WHAT THE EXERCISE ASKS: Reproduce the listing below line for line, with no changes, and leave out the picture.

===

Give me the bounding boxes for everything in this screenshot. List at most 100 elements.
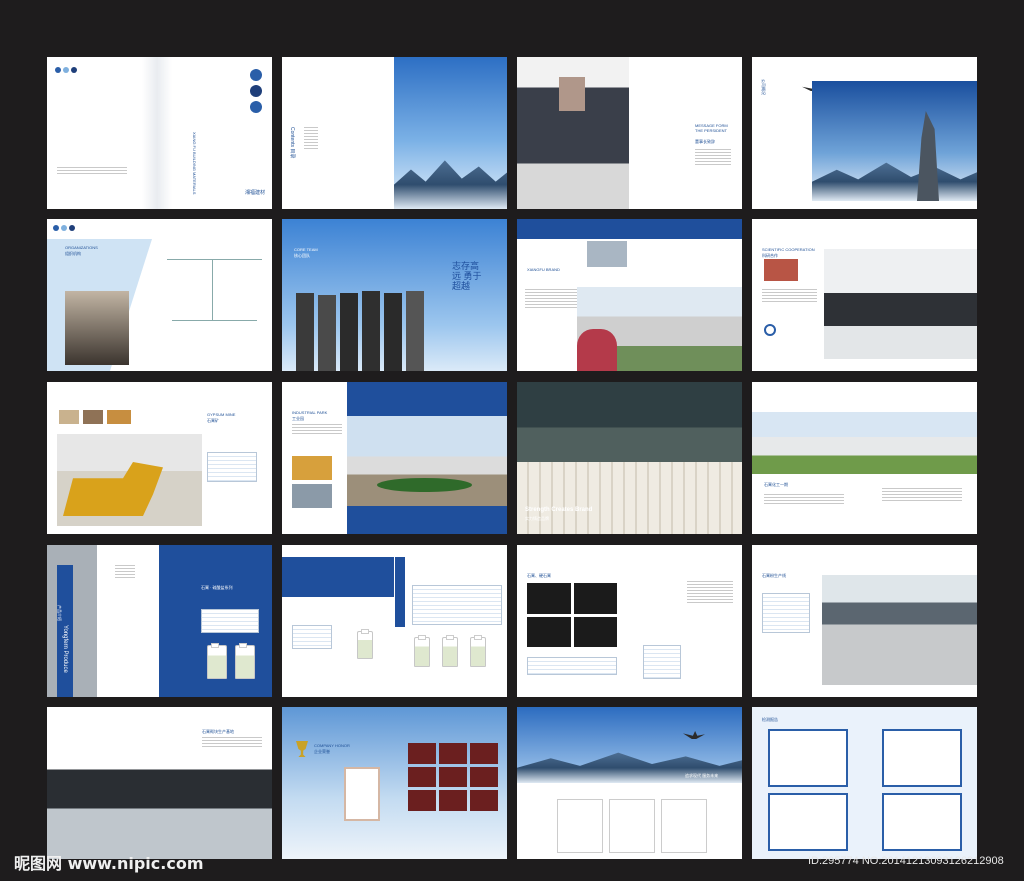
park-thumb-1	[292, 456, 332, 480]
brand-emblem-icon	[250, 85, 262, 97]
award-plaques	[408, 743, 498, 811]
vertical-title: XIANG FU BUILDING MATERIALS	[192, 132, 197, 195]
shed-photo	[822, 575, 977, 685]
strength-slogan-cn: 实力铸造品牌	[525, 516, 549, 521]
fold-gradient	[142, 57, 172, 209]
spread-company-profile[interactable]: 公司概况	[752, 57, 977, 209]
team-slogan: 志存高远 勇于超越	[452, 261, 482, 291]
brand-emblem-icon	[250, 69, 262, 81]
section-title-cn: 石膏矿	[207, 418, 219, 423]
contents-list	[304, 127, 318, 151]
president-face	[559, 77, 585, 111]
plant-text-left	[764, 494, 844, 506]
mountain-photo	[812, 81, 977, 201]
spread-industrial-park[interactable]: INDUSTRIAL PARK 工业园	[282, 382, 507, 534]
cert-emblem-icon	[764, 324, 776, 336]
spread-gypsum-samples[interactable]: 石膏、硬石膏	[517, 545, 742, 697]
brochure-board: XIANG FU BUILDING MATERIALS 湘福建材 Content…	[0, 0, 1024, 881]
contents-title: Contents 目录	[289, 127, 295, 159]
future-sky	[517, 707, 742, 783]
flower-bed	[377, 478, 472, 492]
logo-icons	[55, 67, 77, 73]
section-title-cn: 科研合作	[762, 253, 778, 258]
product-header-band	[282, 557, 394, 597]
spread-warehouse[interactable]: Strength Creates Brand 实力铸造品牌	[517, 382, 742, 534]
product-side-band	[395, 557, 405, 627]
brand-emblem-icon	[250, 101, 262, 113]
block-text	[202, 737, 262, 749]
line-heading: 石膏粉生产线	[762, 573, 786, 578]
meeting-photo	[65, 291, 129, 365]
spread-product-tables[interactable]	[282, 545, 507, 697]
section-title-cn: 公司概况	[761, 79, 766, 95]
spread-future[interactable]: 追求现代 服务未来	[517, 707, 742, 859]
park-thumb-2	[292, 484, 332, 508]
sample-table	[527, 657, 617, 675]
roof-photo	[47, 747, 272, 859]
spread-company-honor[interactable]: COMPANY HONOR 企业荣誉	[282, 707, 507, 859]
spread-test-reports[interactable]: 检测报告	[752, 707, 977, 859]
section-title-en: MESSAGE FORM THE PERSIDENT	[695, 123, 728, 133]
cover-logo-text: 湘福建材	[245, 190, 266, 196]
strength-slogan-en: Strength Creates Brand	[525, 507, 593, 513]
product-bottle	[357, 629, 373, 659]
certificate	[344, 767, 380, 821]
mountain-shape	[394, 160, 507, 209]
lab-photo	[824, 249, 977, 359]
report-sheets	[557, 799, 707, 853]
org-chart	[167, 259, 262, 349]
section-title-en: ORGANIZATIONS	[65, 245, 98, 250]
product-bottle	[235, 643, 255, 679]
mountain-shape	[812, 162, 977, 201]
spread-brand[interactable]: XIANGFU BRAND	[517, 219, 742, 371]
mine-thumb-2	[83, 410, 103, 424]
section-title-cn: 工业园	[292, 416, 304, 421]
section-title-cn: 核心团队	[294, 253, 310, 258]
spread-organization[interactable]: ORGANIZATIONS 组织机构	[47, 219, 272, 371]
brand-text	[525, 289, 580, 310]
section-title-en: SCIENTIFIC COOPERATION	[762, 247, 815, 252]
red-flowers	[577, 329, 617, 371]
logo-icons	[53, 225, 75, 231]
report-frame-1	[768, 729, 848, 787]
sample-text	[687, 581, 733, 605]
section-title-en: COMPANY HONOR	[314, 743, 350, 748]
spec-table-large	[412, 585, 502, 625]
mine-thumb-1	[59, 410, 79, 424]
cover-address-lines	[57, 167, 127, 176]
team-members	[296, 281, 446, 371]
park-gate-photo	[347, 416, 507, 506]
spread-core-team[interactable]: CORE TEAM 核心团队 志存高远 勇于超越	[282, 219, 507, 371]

===

COMPLETED TASK:
Give me the bounding boxes for everything in this screenshot. List at most 100 elements.
park-thumb-1	[292, 456, 332, 480]
brand-emblem-icon	[250, 85, 262, 97]
award-plaques	[408, 743, 498, 811]
vertical-title: XIANG FU BUILDING MATERIALS	[192, 132, 197, 195]
shed-photo	[822, 575, 977, 685]
strength-slogan-cn: 实力铸造品牌	[525, 516, 549, 521]
fold-gradient	[142, 57, 172, 209]
spread-company-profile[interactable]: 公司概况	[752, 57, 977, 209]
team-slogan: 志存高远 勇于超越	[452, 261, 482, 291]
brand-emblem-icon	[250, 69, 262, 81]
section-title-cn: 石膏矿	[207, 418, 219, 423]
contents-list	[304, 127, 318, 151]
president-face	[559, 77, 585, 111]
plant-text-left	[764, 494, 844, 506]
mountain-photo	[812, 81, 977, 201]
spread-industrial-park[interactable]: INDUSTRIAL PARK 工业园	[282, 382, 507, 534]
cert-emblem-icon	[764, 324, 776, 336]
spread-gypsum-samples[interactable]: 石膏、硬石膏	[517, 545, 742, 697]
brochure-board: XIANG FU BUILDING MATERIALS 湘福建材 Content…	[0, 0, 1024, 881]
contents-title: Contents 目录	[289, 127, 295, 159]
future-sky	[517, 707, 742, 783]
flower-bed	[377, 478, 472, 492]
logo-icons	[55, 67, 77, 73]
section-title-cn: 科研合作	[762, 253, 778, 258]
product-header-band	[282, 557, 394, 597]
spread-warehouse[interactable]: Strength Creates Brand 实力铸造品牌	[517, 382, 742, 534]
product-side-band	[395, 557, 405, 627]
brand-emblem-icon	[250, 101, 262, 113]
block-text	[202, 737, 262, 749]
line-heading: 石膏粉生产线	[762, 573, 786, 578]
meeting-photo	[65, 291, 129, 365]
spread-product-tables[interactable]	[282, 545, 507, 697]
section-title-cn: 公司概况	[761, 79, 766, 95]
spread-future[interactable]: 追求现代 服务未来	[517, 707, 742, 859]
park-thumb-2	[292, 484, 332, 508]
sample-table	[527, 657, 617, 675]
roof-photo	[47, 747, 272, 859]
spread-company-honor[interactable]: COMPANY HONOR 企业荣誉	[282, 707, 507, 859]
spread-test-reports[interactable]: 检测报告	[752, 707, 977, 859]
section-title-en: MESSAGE FORM THE PERSIDENT	[695, 123, 728, 133]
cover-logo-text: 湘福建材	[245, 190, 266, 196]
strength-slogan-en: Strength Creates Brand	[525, 507, 593, 513]
product-bottle	[357, 629, 373, 659]
certificate	[344, 767, 380, 821]
mountain-shape	[394, 160, 507, 209]
lab-photo	[824, 249, 977, 359]
report-sheets	[557, 799, 707, 853]
org-chart	[167, 259, 262, 349]
section-title-en: ORGANIZATIONS	[65, 245, 98, 250]
product-bottle	[235, 643, 255, 679]
mountain-shape	[812, 162, 977, 201]
spread-brand[interactable]: XIANGFU BRAND	[517, 219, 742, 371]
mine-thumb-2	[83, 410, 103, 424]
section-title-cn: 工业园	[292, 416, 304, 421]
section-title-cn: 核心团队	[294, 253, 310, 258]
spread-organization[interactable]: ORGANIZATIONS 组织机构	[47, 219, 272, 371]
brand-text	[525, 289, 580, 310]
section-title-en: SCIENTIFIC COOPERATION	[762, 247, 815, 252]
red-flowers	[577, 329, 617, 371]
logo-icons	[53, 225, 75, 231]
report-frame-1	[768, 729, 848, 787]
sample-text	[687, 581, 733, 605]
section-title-en: COMPANY HONOR	[314, 743, 350, 748]
spec-table-large	[412, 585, 502, 625]
mine-thumb-1	[59, 410, 79, 424]
cover-address-lines	[57, 167, 127, 176]
team-members	[296, 281, 446, 371]
park-gate-photo	[347, 416, 507, 506]
spread-core-team[interactable]: CORE TEAM 核心团队 志存高远 勇于超越	[282, 219, 507, 371]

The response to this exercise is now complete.